» **DESCRIPTION OF THE TASK**
Reproduce every one of the following records line by line, with no change to any character.

--- start of GIVEN DATA ---

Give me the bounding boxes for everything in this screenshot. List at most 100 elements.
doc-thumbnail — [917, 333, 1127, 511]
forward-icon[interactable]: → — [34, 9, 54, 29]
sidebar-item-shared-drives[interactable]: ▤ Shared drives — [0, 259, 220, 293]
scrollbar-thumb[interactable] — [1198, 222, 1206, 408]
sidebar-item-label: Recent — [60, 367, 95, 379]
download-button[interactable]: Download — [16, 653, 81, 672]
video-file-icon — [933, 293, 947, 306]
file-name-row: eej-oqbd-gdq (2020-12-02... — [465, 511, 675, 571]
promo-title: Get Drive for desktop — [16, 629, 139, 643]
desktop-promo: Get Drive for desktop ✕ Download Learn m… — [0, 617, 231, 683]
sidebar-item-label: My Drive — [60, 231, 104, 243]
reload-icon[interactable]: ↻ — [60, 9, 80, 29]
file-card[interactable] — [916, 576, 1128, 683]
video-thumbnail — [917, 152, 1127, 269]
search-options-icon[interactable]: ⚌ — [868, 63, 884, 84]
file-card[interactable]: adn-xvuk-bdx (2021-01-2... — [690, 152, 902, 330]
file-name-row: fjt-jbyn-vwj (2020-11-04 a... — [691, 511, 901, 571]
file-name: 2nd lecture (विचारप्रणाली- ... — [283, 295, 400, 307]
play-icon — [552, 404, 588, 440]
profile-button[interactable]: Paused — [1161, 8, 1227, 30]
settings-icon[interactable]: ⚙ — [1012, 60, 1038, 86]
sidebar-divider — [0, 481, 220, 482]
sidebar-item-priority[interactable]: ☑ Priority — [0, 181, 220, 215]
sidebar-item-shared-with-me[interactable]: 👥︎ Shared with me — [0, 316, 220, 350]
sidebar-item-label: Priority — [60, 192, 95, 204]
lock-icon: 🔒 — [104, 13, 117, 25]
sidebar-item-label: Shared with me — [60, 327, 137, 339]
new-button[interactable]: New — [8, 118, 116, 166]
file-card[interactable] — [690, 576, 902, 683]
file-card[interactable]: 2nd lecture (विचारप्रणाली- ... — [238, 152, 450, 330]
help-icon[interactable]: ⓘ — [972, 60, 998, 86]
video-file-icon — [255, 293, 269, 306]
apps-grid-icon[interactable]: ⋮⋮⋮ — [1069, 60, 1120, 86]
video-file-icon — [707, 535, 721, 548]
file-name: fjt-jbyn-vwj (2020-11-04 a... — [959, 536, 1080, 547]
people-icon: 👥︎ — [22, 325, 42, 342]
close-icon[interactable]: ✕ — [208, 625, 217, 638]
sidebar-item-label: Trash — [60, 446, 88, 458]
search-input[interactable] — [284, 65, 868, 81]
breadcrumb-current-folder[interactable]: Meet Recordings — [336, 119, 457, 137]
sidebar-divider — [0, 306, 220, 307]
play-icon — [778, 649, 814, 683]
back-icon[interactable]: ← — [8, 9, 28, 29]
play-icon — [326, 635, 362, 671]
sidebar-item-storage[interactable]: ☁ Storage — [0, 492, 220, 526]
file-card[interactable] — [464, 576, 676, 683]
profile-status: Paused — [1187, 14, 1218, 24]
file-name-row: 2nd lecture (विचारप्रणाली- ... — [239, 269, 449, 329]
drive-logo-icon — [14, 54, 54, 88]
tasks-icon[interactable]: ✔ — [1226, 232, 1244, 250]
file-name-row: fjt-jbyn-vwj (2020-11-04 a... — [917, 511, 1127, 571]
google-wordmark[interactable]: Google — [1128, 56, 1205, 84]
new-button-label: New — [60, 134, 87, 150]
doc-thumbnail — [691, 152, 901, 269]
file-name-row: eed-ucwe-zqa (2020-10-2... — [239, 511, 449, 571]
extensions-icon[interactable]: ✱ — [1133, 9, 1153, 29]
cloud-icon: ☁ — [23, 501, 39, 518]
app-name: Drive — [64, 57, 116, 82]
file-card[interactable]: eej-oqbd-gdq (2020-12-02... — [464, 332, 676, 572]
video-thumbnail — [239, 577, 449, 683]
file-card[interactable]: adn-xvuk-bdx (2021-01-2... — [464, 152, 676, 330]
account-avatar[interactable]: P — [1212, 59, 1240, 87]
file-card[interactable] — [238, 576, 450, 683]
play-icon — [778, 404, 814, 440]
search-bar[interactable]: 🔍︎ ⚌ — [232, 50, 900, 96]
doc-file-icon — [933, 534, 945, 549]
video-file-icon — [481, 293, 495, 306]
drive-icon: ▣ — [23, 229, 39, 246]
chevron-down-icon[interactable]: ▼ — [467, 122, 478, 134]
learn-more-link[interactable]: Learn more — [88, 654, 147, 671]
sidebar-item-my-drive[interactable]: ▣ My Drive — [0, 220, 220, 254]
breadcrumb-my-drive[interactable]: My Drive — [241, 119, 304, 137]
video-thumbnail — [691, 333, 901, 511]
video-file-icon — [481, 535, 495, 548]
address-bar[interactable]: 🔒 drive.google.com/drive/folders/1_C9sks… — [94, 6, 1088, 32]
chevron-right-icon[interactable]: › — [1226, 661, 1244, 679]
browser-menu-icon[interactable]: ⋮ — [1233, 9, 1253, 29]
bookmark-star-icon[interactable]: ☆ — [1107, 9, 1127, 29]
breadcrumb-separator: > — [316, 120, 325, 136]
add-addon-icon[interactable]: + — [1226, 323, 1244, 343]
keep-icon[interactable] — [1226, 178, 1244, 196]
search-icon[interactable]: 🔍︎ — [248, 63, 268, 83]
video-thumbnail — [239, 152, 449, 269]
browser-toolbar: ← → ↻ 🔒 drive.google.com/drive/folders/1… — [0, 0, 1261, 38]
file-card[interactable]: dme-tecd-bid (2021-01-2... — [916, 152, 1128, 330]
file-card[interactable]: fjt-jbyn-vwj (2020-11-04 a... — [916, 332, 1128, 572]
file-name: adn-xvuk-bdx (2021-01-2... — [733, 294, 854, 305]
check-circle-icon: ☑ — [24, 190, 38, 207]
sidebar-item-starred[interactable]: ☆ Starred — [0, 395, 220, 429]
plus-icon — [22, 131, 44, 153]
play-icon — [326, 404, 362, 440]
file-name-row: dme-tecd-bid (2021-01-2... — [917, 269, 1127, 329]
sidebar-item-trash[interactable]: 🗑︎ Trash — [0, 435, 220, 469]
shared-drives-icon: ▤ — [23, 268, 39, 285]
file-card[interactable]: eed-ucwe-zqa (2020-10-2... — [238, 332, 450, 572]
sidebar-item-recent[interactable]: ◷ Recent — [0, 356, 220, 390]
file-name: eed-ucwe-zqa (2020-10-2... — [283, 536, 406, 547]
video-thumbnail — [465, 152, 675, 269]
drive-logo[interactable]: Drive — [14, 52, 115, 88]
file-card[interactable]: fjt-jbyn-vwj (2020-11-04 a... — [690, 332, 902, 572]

--- end of GIVEN DATA ---

» **RESULT**
Give me the bounding boxes for everything in this screenshot. List at most 100 elements.
doc-thumbnail — [917, 333, 1127, 511]
forward-icon[interactable]: → — [34, 9, 54, 29]
sidebar-item-shared-drives[interactable]: ▤ Shared drives — [0, 259, 220, 293]
scrollbar-thumb[interactable] — [1198, 222, 1206, 408]
sidebar-item-label: Recent — [60, 367, 95, 379]
download-button[interactable]: Download — [16, 653, 81, 672]
video-file-icon — [933, 293, 947, 306]
file-name-row: eej-oqbd-gdq (2020-12-02... — [465, 511, 675, 571]
promo-title: Get Drive for desktop — [16, 629, 139, 643]
desktop-promo: Get Drive for desktop ✕ Download Learn m… — [0, 617, 231, 683]
sidebar-item-label: My Drive — [60, 231, 104, 243]
reload-icon[interactable]: ↻ — [60, 9, 80, 29]
file-card[interactable] — [916, 576, 1128, 683]
video-thumbnail — [917, 152, 1127, 269]
search-options-icon[interactable]: ⚌ — [868, 63, 884, 84]
file-card[interactable]: adn-xvuk-bdx (2021-01-2... — [690, 152, 902, 330]
file-name-row: fjt-jbyn-vwj (2020-11-04 a... — [691, 511, 901, 571]
file-name: 2nd lecture (विचारप्रणाली- ... — [283, 295, 400, 307]
play-icon — [552, 404, 588, 440]
profile-button[interactable]: Paused — [1161, 8, 1227, 30]
settings-icon[interactable]: ⚙ — [1012, 60, 1038, 86]
sidebar-divider — [0, 481, 220, 482]
sidebar-item-priority[interactable]: ☑ Priority — [0, 181, 220, 215]
sidebar-item-shared-with-me[interactable]: 👥︎ Shared with me — [0, 316, 220, 350]
sidebar-item-label: Priority — [60, 192, 95, 204]
lock-icon: 🔒 — [104, 13, 117, 25]
sidebar-item-label: Shared with me — [60, 327, 137, 339]
new-button[interactable]: New — [8, 118, 116, 166]
file-card[interactable] — [690, 576, 902, 683]
file-card[interactable]: 2nd lecture (विचारप्रणाली- ... — [238, 152, 450, 330]
help-icon[interactable]: ⓘ — [972, 60, 998, 86]
video-file-icon — [255, 293, 269, 306]
apps-grid-icon[interactable]: ⋮⋮⋮ — [1069, 60, 1120, 86]
video-file-icon — [707, 535, 721, 548]
file-name: fjt-jbyn-vwj (2020-11-04 a... — [959, 536, 1080, 547]
people-icon: 👥︎ — [22, 325, 42, 342]
close-icon[interactable]: ✕ — [208, 625, 217, 638]
sidebar-item-label: Trash — [60, 446, 88, 458]
search-input[interactable] — [284, 65, 868, 81]
breadcrumb-current-folder[interactable]: Meet Recordings — [336, 119, 457, 137]
sidebar-divider — [0, 306, 220, 307]
play-icon — [778, 649, 814, 683]
back-icon[interactable]: ← — [8, 9, 28, 29]
play-icon — [326, 635, 362, 671]
sidebar-item-storage[interactable]: ☁ Storage — [0, 492, 220, 526]
file-card[interactable] — [464, 576, 676, 683]
profile-status: Paused — [1187, 14, 1218, 24]
file-name-row: 2nd lecture (विचारप्रणाली- ... — [239, 269, 449, 329]
drive-logo-icon — [14, 54, 54, 88]
tasks-icon[interactable]: ✔ — [1226, 232, 1244, 250]
file-name-row: fjt-jbyn-vwj (2020-11-04 a... — [917, 511, 1127, 571]
google-wordmark[interactable]: Google — [1128, 56, 1205, 84]
new-button-label: New — [60, 134, 87, 150]
doc-thumbnail — [691, 152, 901, 269]
file-name-row: eed-ucwe-zqa (2020-10-2... — [239, 511, 449, 571]
extensions-icon[interactable]: ✱ — [1133, 9, 1153, 29]
cloud-icon: ☁ — [23, 501, 39, 518]
app-name: Drive — [64, 57, 116, 82]
file-card[interactable]: eej-oqbd-gdq (2020-12-02... — [464, 332, 676, 572]
video-thumbnail — [239, 577, 449, 683]
file-card[interactable]: adn-xvuk-bdx (2021-01-2... — [464, 152, 676, 330]
account-avatar[interactable]: P — [1212, 59, 1240, 87]
file-card[interactable] — [238, 576, 450, 683]
play-icon — [778, 404, 814, 440]
search-bar[interactable]: 🔍︎ ⚌ — [232, 50, 900, 96]
doc-file-icon — [933, 534, 945, 549]
video-file-icon — [481, 293, 495, 306]
drive-icon: ▣ — [23, 229, 39, 246]
chevron-down-icon[interactable]: ▼ — [467, 122, 478, 134]
learn-more-link[interactable]: Learn more — [88, 654, 147, 671]
sidebar-item-my-drive[interactable]: ▣ My Drive — [0, 220, 220, 254]
breadcrumb-my-drive[interactable]: My Drive — [241, 119, 304, 137]
video-thumbnail — [691, 333, 901, 511]
video-file-icon — [481, 535, 495, 548]
address-bar[interactable]: 🔒 drive.google.com/drive/folders/1_C9sks… — [94, 6, 1088, 32]
chevron-right-icon[interactable]: › — [1226, 661, 1244, 679]
browser-menu-icon[interactable]: ⋮ — [1233, 9, 1253, 29]
bookmark-star-icon[interactable]: ☆ — [1107, 9, 1127, 29]
breadcrumb-separator: > — [316, 120, 325, 136]
add-addon-icon[interactable]: + — [1226, 323, 1244, 343]
keep-icon[interactable] — [1226, 178, 1244, 196]
search-icon[interactable]: 🔍︎ — [248, 63, 268, 83]
video-thumbnail — [239, 152, 449, 269]
browser-toolbar: ← → ↻ 🔒 drive.google.com/drive/folders/1… — [0, 0, 1261, 38]
file-card[interactable]: dme-tecd-bid (2021-01-2... — [916, 152, 1128, 330]
file-card[interactable]: fjt-jbyn-vwj (2020-11-04 a... — [916, 332, 1128, 572]
file-name: adn-xvuk-bdx (2021-01-2... — [733, 294, 854, 305]
check-circle-icon: ☑ — [24, 190, 38, 207]
sidebar-item-starred[interactable]: ☆ Starred — [0, 395, 220, 429]
plus-icon — [22, 131, 44, 153]
play-icon — [326, 404, 362, 440]
file-name-row: dme-tecd-bid (2021-01-2... — [917, 269, 1127, 329]
sidebar-item-trash[interactable]: 🗑︎ Trash — [0, 435, 220, 469]
shared-drives-icon: ▤ — [23, 268, 39, 285]
file-card[interactable]: eed-ucwe-zqa (2020-10-2... — [238, 332, 450, 572]
sidebar-item-recent[interactable]: ◷ Recent — [0, 356, 220, 390]
file-name: eed-ucwe-zqa (2020-10-2... — [283, 536, 406, 547]
video-thumbnail — [465, 152, 675, 269]
drive-logo[interactable]: Drive — [14, 52, 115, 88]
file-card[interactable]: fjt-jbyn-vwj (2020-11-04 a... — [690, 332, 902, 572]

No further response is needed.